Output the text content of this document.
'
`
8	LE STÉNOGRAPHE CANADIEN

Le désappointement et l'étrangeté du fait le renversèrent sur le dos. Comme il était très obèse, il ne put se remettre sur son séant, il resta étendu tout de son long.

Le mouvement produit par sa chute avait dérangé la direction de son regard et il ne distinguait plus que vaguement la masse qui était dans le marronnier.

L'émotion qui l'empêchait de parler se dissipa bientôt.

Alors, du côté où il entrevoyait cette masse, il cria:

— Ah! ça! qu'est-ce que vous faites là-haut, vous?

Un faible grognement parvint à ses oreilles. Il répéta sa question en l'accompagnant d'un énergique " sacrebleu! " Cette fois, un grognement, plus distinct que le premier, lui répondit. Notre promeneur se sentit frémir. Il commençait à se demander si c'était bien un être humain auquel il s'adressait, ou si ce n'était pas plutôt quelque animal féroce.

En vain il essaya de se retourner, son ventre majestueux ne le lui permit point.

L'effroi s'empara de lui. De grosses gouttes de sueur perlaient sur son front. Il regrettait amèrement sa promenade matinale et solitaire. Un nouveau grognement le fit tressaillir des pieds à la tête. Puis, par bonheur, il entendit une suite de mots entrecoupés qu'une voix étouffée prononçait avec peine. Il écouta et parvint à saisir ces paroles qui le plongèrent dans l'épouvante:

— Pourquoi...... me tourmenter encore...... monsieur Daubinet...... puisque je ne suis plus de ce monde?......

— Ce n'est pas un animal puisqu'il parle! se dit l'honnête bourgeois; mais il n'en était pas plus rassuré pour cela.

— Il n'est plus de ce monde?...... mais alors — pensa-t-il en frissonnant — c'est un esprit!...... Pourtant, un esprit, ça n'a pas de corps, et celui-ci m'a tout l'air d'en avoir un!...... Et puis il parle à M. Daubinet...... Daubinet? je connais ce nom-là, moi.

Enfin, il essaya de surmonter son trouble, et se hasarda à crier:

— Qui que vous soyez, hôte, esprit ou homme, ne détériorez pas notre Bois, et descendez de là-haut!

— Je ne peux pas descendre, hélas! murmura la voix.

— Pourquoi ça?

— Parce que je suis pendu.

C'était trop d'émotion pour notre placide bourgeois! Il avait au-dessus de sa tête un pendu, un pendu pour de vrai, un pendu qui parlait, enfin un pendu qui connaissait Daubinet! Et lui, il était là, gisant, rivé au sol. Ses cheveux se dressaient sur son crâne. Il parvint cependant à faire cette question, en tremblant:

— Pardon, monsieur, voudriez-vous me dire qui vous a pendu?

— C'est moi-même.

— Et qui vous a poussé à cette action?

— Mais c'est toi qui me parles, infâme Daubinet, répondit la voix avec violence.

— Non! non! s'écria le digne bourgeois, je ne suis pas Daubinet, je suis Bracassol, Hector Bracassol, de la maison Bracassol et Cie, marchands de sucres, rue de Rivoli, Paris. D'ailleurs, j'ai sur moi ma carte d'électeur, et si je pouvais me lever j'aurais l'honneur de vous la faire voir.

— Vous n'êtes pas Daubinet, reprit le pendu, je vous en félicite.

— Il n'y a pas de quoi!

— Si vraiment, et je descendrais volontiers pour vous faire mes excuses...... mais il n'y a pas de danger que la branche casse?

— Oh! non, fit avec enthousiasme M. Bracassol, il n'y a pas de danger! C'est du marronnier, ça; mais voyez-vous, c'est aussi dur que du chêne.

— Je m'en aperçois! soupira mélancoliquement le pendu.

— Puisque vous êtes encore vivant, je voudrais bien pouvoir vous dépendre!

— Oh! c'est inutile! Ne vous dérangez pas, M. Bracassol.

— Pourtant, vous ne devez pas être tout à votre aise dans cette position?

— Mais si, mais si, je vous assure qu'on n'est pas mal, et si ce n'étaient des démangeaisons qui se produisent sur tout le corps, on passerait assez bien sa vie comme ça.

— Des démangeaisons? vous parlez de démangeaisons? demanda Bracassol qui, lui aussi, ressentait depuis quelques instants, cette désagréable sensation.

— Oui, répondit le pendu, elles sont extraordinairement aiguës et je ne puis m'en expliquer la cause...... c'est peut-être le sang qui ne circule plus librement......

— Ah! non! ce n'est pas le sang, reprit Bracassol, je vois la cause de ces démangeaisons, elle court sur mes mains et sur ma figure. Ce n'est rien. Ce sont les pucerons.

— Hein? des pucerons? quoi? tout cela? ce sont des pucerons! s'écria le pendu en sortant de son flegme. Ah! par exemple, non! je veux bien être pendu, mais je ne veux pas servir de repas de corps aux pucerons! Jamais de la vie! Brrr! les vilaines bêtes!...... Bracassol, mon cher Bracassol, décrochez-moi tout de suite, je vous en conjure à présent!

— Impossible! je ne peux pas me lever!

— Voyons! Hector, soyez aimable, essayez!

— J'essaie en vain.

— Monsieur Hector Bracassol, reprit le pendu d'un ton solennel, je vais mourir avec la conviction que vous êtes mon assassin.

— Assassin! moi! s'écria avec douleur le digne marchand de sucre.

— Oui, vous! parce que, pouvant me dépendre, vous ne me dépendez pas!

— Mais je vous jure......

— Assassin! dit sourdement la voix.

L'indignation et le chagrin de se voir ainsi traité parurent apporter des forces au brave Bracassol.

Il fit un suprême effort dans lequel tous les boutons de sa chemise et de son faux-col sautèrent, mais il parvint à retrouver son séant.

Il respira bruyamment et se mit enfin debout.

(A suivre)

==========

What needs to be done
Retype the material in full. Each word must match.

Written solution
Output the text content of this document.
'
`
8	LE STÉNOGRAPHE CANADIEN

Le désappointement et l'étrangeté du fait le renversèrent sur le dos. Comme il était très obèse, il ne put se remettre sur son séant, il resta étendu tout de son long.

Le mouvement produit par sa chute avait dérangé la direction de son regard et il ne distinguait plus que vaguement la masse qui était dans le marronnier.

L'émotion qui l'empêchait de parler se dissipa bientôt.

Alors, du côté où il entrevoyait cette masse, il cria:

— Ah! ça! qu'est-ce que vous faites là-haut, vous?

Un faible grognement parvint à ses oreilles. Il répéta sa question en l'accompagnant d'un énergique " sacrebleu! " Cette fois, un grognement, plus distinct que le premier, lui répondit. Notre promeneur se sentit frémir. Il commençait à se demander si c'était bien un être humain auquel il s'adressait, ou si ce n'était pas plutôt quelque animal féroce.

En vain il essaya de se retourner, son ventre majestueux ne le lui permit point.

L'effroi s'empara de lui. De grosses gouttes de sueur perlaient sur son front. Il regrettait amèrement sa promenade matinale et solitaire. Un nouveau grognement le fit tressaillir des pieds à la tête. Puis, par bonheur, il entendit une suite de mots entrecoupés qu'une voix étouffée prononçait avec peine. Il écouta et parvint à saisir ces paroles qui le plongèrent dans l'épouvante:

— Pourquoi...... me tourmenter encore...... monsieur Daubinet...... puisque je ne suis plus de ce monde?......

— Ce n'est pas un animal puisqu'il parle! se dit l'honnête bourgeois; mais il n'en était pas plus rassuré pour cela.

— Il n'est plus de ce monde?...... mais alors — pensa-t-il en frissonnant — c'est un esprit!...... Pourtant, un esprit, ça n'a pas de corps, et celui-ci m'a tout l'air d'en avoir un!...... Et puis il parle à M. Daubinet...... Daubinet? je connais ce nom-là, moi.

Enfin, il essaya de surmonter son trouble, et se hasarda à crier:

— Qui que vous soyez, hôte, esprit ou homme, ne détériorez pas notre Bois, et descendez de là-haut!

— Je ne peux pas descendre, hélas! murmura la voix.

— Pourquoi ça?

— Parce que je suis pendu.

C'était trop d'émotion pour notre placide bourgeois! Il avait au-dessus de sa tête un pendu, un pendu pour de vrai, un pendu qui parlait, enfin un pendu qui connaissait Daubinet! Et lui, il était là, gisant, rivé au sol. Ses cheveux se dressaient sur son crâne. Il parvint cependant à faire cette question, en tremblant:

— Pardon, monsieur, voudriez-vous me dire qui vous a pendu?

— C'est moi-même.

— Et qui vous a poussé à cette action?

— Mais c'est toi qui me parles, infâme Daubinet, répondit la voix avec violence.

— Non! non! s'écria le digne bourgeois, je ne suis pas Daubinet, je suis Bracassol, Hector Bracassol, de la maison Bracassol et Cie, marchands de sucres, rue de Rivoli, Paris. D'ailleurs, j'ai sur moi ma carte d'électeur, et si je pouvais me lever j'aurais l'honneur de vous la faire voir.

— Vous n'êtes pas Daubinet, reprit le pendu, je vous en félicite.

— Il n'y a pas de quoi!

— Si vraiment, et je descendrais volontiers pour vous faire mes excuses...... mais il n'y a pas de danger que la branche casse?

— Oh! non, fit avec enthousiasme M. Bracassol, il n'y a pas de danger! C'est du marronnier, ça; mais voyez-vous, c'est aussi dur que du chêne.

— Je m'en aperçois! soupira mélancoliquement le pendu.

— Puisque vous êtes encore vivant, je voudrais bien pouvoir vous dépendre!

— Oh! c'est inutile! Ne vous dérangez pas, M. Bracassol.

— Pourtant, vous ne devez pas être tout à votre aise dans cette position?

— Mais si, mais si, je vous assure qu'on n'est pas mal, et si ce n'étaient des démangeaisons qui se produisent sur tout le corps, on passerait assez bien sa vie comme ça.

— Des démangeaisons? vous parlez de démangeaisons? demanda Bracassol qui, lui aussi, ressentait depuis quelques instants, cette désagréable sensation.

— Oui, répondit le pendu, elles sont extraordinairement aiguës et je ne puis m'en expliquer la cause...... c'est peut-être le sang qui ne circule plus librement......

— Ah! non! ce n'est pas le sang, reprit Bracassol, je vois la cause de ces démangeaisons, elle court sur mes mains et sur ma figure. Ce n'est rien. Ce sont les pucerons.

— Hein? des pucerons? quoi? tout cela? ce sont des pucerons! s'écria le pendu en sortant de son flegme. Ah! par exemple, non! je veux bien être pendu, mais je ne veux pas servir de repas de corps aux pucerons! Jamais de la vie! Brrr! les vilaines bêtes!...... Bracassol, mon cher Bracassol, décrochez-moi tout de suite, je vous en conjure à présent!

— Impossible! je ne peux pas me lever!

— Voyons! Hector, soyez aimable, essayez!

— J'essaie en vain.

— Monsieur Hector Bracassol, reprit le pendu d'un ton solennel, je vais mourir avec la conviction que vous êtes mon assassin.

— Assassin! moi! s'écria avec douleur le digne marchand de sucre.

— Oui, vous! parce que, pouvant me dépendre, vous ne me dépendez pas!

— Mais je vous jure......

— Assassin! dit sourdement la voix.

L'indignation et le chagrin de se voir ainsi traité parurent apporter des forces au brave Bracassol.

Il fit un suprême effort dans lequel tous les boutons de sa chemise et de son faux-col sautèrent, mais il parvint à retrouver son séant.

Il respira bruyamment et se mit enfin debout.

(A suivre)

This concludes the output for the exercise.